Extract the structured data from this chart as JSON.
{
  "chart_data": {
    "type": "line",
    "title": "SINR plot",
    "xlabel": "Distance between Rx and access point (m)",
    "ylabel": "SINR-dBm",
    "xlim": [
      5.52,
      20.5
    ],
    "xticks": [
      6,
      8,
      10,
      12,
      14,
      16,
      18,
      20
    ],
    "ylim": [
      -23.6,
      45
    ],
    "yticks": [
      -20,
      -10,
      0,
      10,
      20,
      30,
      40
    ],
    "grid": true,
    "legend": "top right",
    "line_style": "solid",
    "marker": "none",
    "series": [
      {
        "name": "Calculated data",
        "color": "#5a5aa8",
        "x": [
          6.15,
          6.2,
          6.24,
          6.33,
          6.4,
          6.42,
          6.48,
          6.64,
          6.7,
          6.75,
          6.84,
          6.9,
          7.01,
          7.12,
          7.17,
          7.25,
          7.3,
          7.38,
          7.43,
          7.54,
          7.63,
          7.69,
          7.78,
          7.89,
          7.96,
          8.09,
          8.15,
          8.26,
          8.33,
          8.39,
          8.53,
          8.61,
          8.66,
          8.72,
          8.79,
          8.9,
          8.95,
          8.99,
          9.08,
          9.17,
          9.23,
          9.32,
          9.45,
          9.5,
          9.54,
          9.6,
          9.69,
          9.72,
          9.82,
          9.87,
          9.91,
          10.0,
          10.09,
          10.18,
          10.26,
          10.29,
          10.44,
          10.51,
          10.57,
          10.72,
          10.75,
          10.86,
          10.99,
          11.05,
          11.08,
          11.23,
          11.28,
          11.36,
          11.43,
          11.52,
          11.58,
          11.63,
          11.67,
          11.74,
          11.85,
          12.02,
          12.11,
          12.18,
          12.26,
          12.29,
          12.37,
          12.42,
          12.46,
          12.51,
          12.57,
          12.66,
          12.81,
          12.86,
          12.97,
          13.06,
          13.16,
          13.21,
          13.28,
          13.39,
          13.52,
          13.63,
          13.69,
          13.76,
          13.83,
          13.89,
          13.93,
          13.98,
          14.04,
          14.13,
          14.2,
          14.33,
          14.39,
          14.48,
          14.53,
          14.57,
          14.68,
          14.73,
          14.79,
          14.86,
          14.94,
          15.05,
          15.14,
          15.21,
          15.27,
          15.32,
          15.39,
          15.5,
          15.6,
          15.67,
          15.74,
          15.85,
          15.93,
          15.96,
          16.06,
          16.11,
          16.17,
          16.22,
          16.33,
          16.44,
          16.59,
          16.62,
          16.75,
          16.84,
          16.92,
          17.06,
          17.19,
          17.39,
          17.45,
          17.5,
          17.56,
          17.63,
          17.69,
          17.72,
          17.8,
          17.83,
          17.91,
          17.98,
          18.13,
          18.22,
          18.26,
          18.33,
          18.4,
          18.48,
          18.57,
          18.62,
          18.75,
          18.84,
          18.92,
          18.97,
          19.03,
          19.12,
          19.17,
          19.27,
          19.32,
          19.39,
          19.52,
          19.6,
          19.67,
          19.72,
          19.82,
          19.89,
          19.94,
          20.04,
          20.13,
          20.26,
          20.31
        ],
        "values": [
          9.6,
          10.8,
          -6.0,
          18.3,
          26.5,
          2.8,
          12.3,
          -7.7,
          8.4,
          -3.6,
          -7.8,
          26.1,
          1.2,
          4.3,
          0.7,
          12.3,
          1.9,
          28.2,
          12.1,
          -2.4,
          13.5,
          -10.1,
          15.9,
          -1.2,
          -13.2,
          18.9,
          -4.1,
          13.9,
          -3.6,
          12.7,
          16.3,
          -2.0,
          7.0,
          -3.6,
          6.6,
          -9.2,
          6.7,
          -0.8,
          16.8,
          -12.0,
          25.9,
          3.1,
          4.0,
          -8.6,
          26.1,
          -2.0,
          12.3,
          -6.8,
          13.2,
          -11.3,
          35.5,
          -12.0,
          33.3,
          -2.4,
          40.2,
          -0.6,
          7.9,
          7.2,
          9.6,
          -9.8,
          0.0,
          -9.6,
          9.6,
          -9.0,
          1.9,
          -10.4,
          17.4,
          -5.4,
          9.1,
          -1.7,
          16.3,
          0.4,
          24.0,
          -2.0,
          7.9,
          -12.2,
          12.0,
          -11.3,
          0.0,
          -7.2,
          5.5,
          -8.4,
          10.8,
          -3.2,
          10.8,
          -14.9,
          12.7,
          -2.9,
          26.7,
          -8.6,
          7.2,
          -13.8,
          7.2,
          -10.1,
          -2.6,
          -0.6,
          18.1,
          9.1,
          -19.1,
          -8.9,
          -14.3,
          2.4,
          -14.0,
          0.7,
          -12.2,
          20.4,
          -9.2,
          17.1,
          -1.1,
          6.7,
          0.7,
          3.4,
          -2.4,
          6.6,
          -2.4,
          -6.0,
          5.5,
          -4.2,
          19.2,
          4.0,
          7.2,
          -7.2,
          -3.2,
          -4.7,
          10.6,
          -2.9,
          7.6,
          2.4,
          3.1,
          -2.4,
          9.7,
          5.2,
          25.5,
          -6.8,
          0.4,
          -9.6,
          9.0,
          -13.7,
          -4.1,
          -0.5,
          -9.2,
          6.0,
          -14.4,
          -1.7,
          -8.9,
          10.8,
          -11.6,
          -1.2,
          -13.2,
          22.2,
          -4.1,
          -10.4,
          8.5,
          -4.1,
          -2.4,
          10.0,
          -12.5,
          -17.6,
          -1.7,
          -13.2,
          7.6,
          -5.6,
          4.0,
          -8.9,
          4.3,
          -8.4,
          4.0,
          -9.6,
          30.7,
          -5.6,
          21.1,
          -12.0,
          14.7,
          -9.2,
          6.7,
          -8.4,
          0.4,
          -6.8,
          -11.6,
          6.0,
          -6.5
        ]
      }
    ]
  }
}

^^^^

What do the records say? Quote them all exactly.

Extract the structured data from this chart as JSON.
{
  "chart_data": {
    "type": "line",
    "title": "SINR plot",
    "xlabel": "Distance between Rx and access point (m)",
    "ylabel": "SINR-dBm",
    "xlim": [
      5.52,
      20.5
    ],
    "xticks": [
      6,
      8,
      10,
      12,
      14,
      16,
      18,
      20
    ],
    "ylim": [
      -23.6,
      45
    ],
    "yticks": [
      -20,
      -10,
      0,
      10,
      20,
      30,
      40
    ],
    "grid": true,
    "legend": "top right",
    "line_style": "solid",
    "marker": "none",
    "series": [
      {
        "name": "Calculated data",
        "color": "#5a5aa8",
        "x": [
          6.15,
          6.2,
          6.24,
          6.33,
          6.4,
          6.42,
          6.48,
          6.64,
          6.7,
          6.75,
          6.84,
          6.9,
          7.01,
          7.12,
          7.17,
          7.25,
          7.3,
          7.38,
          7.43,
          7.54,
          7.63,
          7.69,
          7.78,
          7.89,
          7.96,
          8.09,
          8.15,
          8.26,
          8.33,
          8.39,
          8.53,
          8.61,
          8.66,
          8.72,
          8.79,
          8.9,
          8.95,
          8.99,
          9.08,
          9.17,
          9.23,
          9.32,
          9.45,
          9.5,
          9.54,
          9.6,
          9.69,
          9.72,
          9.82,
          9.87,
          9.91,
          10.0,
          10.09,
          10.18,
          10.26,
          10.29,
          10.44,
          10.51,
          10.57,
          10.72,
          10.75,
          10.86,
          10.99,
          11.05,
          11.08,
          11.23,
          11.28,
          11.36,
          11.43,
          11.52,
          11.58,
          11.63,
          11.67,
          11.74,
          11.85,
          12.02,
          12.11,
          12.18,
          12.26,
          12.29,
          12.37,
          12.42,
          12.46,
          12.51,
          12.57,
          12.66,
          12.81,
          12.86,
          12.97,
          13.06,
          13.16,
          13.21,
          13.28,
          13.39,
          13.52,
          13.63,
          13.69,
          13.76,
          13.83,
          13.89,
          13.93,
          13.98,
          14.04,
          14.13,
          14.2,
          14.33,
          14.39,
          14.48,
          14.53,
          14.57,
          14.68,
          14.73,
          14.79,
          14.86,
          14.94,
          15.05,
          15.14,
          15.21,
          15.27,
          15.32,
          15.39,
          15.5,
          15.6,
          15.67,
          15.74,
          15.85,
          15.93,
          15.96,
          16.06,
          16.11,
          16.17,
          16.22,
          16.33,
          16.44,
          16.59,
          16.62,
          16.75,
          16.84,
          16.92,
          17.06,
          17.19,
          17.39,
          17.45,
          17.5,
          17.56,
          17.63,
          17.69,
          17.72,
          17.8,
          17.83,
          17.91,
          17.98,
          18.13,
          18.22,
          18.26,
          18.33,
          18.4,
          18.48,
          18.57,
          18.62,
          18.75,
          18.84,
          18.92,
          18.97,
          19.03,
          19.12,
          19.17,
          19.27,
          19.32,
          19.39,
          19.52,
          19.6,
          19.67,
          19.72,
          19.82,
          19.89,
          19.94,
          20.04,
          20.13,
          20.26,
          20.31
        ],
        "values": [
          9.6,
          10.8,
          -6.0,
          18.3,
          26.5,
          2.8,
          12.3,
          -7.7,
          8.4,
          -3.6,
          -7.8,
          26.1,
          1.2,
          4.3,
          0.7,
          12.3,
          1.9,
          28.2,
          12.1,
          -2.4,
          13.5,
          -10.1,
          15.9,
          -1.2,
          -13.2,
          18.9,
          -4.1,
          13.9,
          -3.6,
          12.7,
          16.3,
          -2.0,
          7.0,
          -3.6,
          6.6,
          -9.2,
          6.7,
          -0.8,
          16.8,
          -12.0,
          25.9,
          3.1,
          4.0,
          -8.6,
          26.1,
          -2.0,
          12.3,
          -6.8,
          13.2,
          -11.3,
          35.5,
          -12.0,
          33.3,
          -2.4,
          40.2,
          -0.6,
          7.9,
          7.2,
          9.6,
          -9.8,
          0.0,
          -9.6,
          9.6,
          -9.0,
          1.9,
          -10.4,
          17.4,
          -5.4,
          9.1,
          -1.7,
          16.3,
          0.4,
          24.0,
          -2.0,
          7.9,
          -12.2,
          12.0,
          -11.3,
          0.0,
          -7.2,
          5.5,
          -8.4,
          10.8,
          -3.2,
          10.8,
          -14.9,
          12.7,
          -2.9,
          26.7,
          -8.6,
          7.2,
          -13.8,
          7.2,
          -10.1,
          -2.6,
          -0.6,
          18.1,
          9.1,
          -19.1,
          -8.9,
          -14.3,
          2.4,
          -14.0,
          0.7,
          -12.2,
          20.4,
          -9.2,
          17.1,
          -1.1,
          6.7,
          0.7,
          3.4,
          -2.4,
          6.6,
          -2.4,
          -6.0,
          5.5,
          -4.2,
          19.2,
          4.0,
          7.2,
          -7.2,
          -3.2,
          -4.7,
          10.6,
          -2.9,
          7.6,
          2.4,
          3.1,
          -2.4,
          9.7,
          5.2,
          25.5,
          -6.8,
          0.4,
          -9.6,
          9.0,
          -13.7,
          -4.1,
          -0.5,
          -9.2,
          6.0,
          -14.4,
          -1.7,
          -8.9,
          10.8,
          -11.6,
          -1.2,
          -13.2,
          22.2,
          -4.1,
          -10.4,
          8.5,
          -4.1,
          -2.4,
          10.0,
          -12.5,
          -17.6,
          -1.7,
          -13.2,
          7.6,
          -5.6,
          4.0,
          -8.9,
          4.3,
          -8.4,
          4.0,
          -9.6,
          30.7,
          -5.6,
          21.1,
          -12.0,
          14.7,
          -9.2,
          6.7,
          -8.4,
          0.4,
          -6.8,
          -11.6,
          6.0,
          -6.5
        ]
      }
    ]
  }
}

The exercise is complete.